- Problem requirements -
Go through the listing and return every line with "ylabel" in it.

★ ★ ★ ★

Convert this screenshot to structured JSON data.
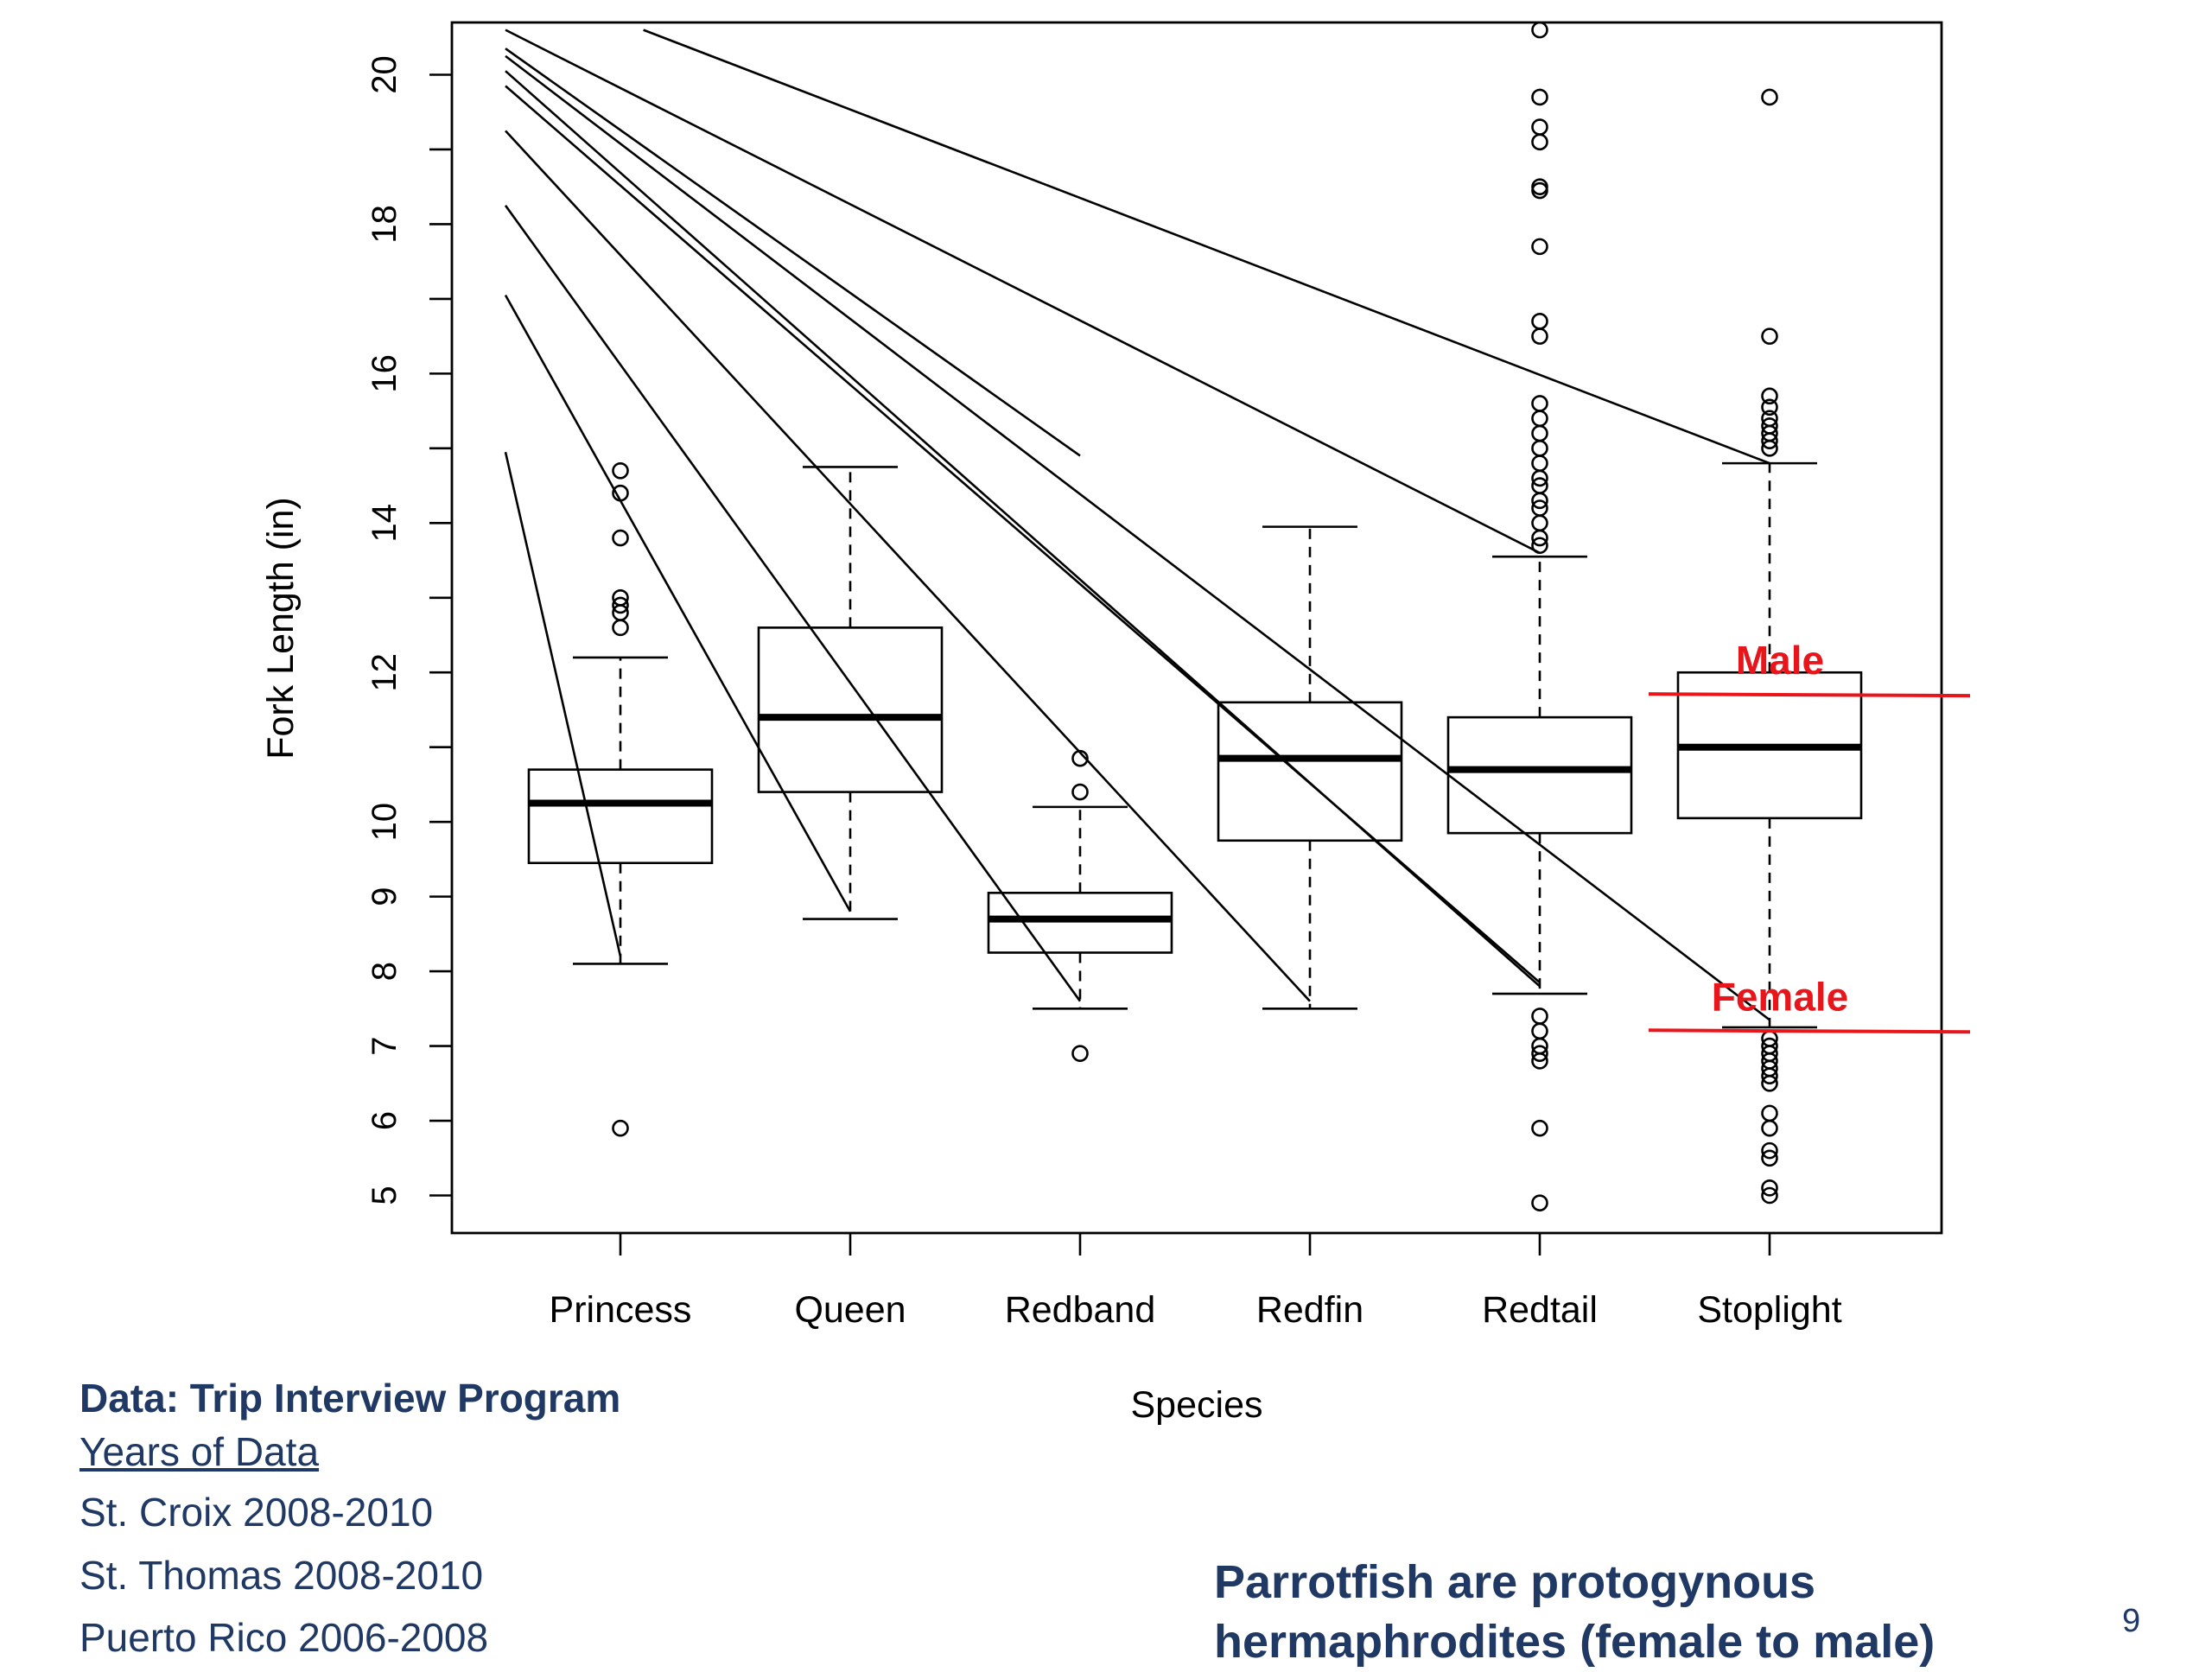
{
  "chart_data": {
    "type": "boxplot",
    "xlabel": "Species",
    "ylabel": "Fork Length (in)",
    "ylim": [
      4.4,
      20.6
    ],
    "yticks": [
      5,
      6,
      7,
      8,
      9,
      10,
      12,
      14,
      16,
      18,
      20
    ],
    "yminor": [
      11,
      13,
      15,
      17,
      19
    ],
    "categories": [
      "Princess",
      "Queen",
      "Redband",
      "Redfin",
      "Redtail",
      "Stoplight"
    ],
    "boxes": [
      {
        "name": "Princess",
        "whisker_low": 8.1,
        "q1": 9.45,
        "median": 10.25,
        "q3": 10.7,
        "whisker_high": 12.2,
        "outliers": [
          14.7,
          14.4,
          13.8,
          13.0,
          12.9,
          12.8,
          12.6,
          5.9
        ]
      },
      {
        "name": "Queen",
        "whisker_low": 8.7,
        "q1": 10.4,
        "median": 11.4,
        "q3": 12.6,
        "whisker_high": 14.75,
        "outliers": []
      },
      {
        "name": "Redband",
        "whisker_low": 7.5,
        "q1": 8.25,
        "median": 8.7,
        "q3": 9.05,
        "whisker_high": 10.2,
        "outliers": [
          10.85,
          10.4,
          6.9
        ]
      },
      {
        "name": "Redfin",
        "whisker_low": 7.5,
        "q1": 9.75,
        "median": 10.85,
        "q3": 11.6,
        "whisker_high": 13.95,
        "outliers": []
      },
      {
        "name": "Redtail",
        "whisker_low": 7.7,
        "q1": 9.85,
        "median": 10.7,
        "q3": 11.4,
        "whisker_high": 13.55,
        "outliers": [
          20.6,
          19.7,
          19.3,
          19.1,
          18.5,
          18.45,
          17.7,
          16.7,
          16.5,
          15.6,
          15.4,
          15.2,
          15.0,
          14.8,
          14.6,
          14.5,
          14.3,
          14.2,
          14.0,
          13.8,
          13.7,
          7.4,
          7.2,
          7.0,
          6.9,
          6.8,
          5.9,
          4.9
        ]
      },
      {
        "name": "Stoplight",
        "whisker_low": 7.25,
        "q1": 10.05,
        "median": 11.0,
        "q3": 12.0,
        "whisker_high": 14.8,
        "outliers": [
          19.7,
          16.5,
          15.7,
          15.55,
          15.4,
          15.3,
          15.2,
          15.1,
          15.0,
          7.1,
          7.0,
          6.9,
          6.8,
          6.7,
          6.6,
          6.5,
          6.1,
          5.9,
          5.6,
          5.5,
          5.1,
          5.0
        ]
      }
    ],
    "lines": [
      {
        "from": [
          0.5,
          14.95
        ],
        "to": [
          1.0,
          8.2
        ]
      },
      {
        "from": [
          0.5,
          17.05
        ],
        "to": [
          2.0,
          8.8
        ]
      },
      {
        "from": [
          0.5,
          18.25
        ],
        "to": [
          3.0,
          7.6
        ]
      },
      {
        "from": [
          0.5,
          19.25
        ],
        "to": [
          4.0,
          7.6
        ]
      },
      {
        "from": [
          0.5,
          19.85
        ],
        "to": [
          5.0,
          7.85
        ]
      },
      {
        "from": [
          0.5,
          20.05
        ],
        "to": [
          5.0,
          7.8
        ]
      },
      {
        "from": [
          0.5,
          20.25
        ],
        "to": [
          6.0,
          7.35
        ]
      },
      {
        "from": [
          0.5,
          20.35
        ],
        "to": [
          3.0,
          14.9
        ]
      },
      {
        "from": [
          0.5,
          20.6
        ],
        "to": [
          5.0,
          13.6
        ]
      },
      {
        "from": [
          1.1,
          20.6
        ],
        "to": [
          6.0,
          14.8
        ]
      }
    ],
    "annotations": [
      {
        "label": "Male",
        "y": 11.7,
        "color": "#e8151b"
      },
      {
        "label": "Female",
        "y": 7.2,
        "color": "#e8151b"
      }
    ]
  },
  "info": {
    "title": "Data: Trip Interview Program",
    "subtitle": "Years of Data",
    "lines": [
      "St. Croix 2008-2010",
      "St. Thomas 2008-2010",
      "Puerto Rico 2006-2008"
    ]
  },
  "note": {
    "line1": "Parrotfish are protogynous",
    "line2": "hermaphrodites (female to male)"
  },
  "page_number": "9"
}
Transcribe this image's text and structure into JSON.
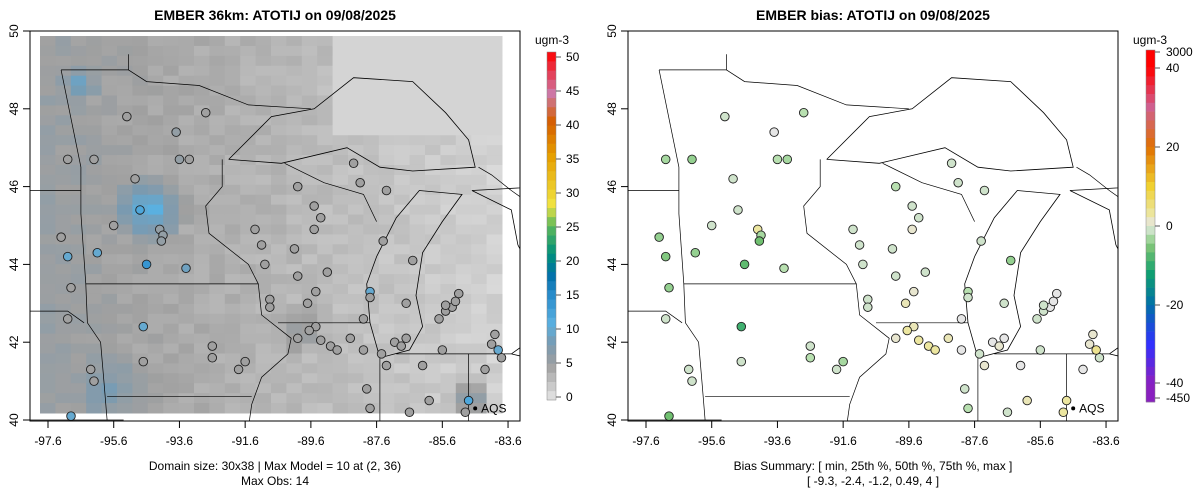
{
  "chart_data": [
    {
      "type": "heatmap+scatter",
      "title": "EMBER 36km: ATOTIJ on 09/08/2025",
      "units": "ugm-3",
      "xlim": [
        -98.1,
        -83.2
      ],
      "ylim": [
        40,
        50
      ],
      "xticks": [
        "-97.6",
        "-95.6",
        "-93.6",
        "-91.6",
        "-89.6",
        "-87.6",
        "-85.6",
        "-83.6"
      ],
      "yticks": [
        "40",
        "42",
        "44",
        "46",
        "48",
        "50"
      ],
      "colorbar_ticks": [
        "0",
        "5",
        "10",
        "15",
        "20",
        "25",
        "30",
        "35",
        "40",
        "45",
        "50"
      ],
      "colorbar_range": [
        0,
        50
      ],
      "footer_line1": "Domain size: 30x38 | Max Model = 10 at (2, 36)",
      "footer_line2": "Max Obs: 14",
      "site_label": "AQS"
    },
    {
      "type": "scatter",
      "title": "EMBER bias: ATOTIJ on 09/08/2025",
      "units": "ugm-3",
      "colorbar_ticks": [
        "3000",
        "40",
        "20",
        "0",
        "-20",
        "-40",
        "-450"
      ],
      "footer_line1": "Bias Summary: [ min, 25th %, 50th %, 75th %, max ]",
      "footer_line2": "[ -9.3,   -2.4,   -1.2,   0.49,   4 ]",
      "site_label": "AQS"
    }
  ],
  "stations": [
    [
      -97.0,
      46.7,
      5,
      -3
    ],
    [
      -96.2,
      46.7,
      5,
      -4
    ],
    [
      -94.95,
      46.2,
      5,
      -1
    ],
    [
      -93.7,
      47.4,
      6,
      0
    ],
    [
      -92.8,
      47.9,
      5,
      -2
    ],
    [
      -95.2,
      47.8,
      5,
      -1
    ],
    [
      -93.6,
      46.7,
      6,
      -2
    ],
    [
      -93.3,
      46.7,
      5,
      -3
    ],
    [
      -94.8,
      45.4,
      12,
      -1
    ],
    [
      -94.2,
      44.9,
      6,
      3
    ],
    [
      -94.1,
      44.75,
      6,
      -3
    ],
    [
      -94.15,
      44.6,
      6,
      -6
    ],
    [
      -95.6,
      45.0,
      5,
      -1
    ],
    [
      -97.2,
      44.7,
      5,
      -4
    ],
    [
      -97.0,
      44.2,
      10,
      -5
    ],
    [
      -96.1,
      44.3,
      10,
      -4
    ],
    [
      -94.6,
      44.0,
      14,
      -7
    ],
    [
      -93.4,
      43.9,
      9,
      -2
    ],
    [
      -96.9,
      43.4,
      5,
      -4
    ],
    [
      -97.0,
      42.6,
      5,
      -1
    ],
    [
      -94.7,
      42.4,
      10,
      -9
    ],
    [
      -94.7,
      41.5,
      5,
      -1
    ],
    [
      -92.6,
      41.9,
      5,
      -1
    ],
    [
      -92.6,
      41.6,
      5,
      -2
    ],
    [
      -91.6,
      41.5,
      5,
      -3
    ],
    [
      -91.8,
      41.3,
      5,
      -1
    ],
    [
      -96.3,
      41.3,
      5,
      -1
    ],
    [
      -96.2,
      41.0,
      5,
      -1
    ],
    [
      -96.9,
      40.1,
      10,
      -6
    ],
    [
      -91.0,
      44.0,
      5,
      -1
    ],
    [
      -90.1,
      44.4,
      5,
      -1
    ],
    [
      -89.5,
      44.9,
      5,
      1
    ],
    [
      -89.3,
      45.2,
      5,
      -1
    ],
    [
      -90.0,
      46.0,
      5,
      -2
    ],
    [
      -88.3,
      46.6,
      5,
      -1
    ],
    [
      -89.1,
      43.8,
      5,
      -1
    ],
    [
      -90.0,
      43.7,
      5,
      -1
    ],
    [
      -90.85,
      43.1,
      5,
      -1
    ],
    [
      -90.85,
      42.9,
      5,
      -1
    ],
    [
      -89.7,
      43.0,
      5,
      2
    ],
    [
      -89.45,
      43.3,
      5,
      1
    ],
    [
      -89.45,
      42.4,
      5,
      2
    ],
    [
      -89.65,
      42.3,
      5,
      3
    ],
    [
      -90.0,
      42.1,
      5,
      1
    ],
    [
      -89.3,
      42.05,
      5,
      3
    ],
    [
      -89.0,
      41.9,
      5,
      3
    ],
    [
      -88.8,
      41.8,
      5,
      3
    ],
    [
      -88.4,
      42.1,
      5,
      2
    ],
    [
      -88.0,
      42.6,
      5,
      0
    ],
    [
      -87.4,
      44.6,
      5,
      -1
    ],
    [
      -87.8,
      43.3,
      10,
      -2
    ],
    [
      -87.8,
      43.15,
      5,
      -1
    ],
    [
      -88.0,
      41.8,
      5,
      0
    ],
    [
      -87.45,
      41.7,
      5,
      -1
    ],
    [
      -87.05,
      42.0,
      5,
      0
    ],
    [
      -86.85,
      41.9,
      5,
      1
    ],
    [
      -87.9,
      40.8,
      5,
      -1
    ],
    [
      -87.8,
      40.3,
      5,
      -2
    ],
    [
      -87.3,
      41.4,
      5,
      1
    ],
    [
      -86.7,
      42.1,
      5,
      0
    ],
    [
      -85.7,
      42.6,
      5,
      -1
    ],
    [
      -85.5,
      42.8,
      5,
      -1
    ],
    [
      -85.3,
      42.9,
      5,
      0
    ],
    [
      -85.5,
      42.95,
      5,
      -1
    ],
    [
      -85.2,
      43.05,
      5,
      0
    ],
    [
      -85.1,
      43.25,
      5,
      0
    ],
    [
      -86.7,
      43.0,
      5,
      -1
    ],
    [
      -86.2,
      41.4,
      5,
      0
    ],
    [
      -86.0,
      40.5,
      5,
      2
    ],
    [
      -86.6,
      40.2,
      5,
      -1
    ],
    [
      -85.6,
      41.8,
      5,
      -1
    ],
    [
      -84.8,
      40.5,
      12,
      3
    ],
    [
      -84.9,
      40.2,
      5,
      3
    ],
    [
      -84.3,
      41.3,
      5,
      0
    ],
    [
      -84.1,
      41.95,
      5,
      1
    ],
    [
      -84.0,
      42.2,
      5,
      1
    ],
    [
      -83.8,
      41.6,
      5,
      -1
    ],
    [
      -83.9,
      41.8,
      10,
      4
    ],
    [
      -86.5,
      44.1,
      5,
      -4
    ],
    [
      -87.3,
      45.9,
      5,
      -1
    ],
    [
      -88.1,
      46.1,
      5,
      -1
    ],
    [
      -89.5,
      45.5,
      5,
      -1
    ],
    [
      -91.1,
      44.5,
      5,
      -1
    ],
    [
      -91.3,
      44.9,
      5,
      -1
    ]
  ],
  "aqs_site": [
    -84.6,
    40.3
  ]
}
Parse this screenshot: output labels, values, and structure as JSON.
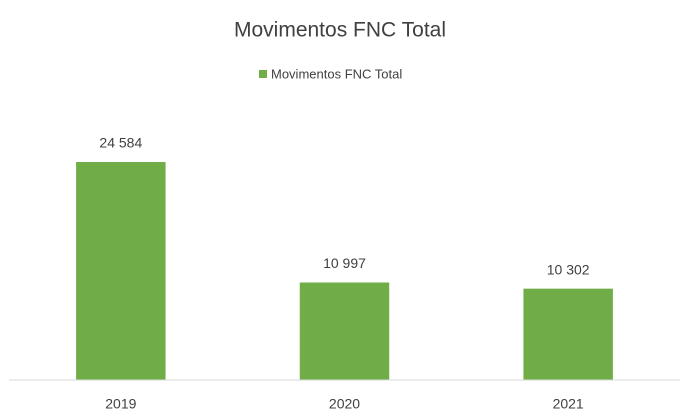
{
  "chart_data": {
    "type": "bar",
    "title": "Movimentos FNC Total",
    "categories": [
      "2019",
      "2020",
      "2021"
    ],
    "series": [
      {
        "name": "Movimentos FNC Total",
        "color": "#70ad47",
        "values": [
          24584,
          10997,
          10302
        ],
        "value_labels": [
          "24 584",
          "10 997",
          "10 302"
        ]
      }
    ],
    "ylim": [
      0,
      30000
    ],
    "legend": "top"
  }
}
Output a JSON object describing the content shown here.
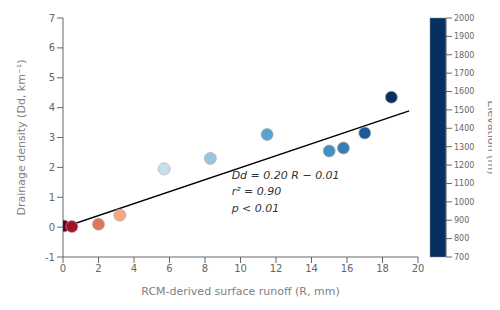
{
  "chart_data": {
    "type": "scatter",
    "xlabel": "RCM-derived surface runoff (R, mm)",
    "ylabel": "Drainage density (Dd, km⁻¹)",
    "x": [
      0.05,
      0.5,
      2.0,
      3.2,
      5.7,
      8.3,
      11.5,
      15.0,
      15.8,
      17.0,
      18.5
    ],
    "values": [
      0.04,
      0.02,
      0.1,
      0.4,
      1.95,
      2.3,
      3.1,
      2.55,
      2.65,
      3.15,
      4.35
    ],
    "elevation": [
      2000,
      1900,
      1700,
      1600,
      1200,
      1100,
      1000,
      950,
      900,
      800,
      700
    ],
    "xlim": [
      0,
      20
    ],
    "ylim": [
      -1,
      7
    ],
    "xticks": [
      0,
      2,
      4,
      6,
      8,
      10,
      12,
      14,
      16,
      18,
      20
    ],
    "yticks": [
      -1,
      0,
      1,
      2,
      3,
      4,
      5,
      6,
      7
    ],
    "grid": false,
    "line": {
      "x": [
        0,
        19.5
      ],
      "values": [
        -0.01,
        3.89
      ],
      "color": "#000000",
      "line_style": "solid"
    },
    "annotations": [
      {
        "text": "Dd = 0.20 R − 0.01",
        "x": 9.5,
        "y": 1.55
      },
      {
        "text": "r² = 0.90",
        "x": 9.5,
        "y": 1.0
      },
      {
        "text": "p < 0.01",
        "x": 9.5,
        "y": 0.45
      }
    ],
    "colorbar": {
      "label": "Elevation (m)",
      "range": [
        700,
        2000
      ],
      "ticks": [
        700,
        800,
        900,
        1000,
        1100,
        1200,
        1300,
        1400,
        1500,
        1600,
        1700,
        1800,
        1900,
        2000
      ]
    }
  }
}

★ ★ ★ ★

- Correct output -
    "ylabel": "Fork Length (in)",
    "ylabel": "Drainage density (Dd, km⁻¹)",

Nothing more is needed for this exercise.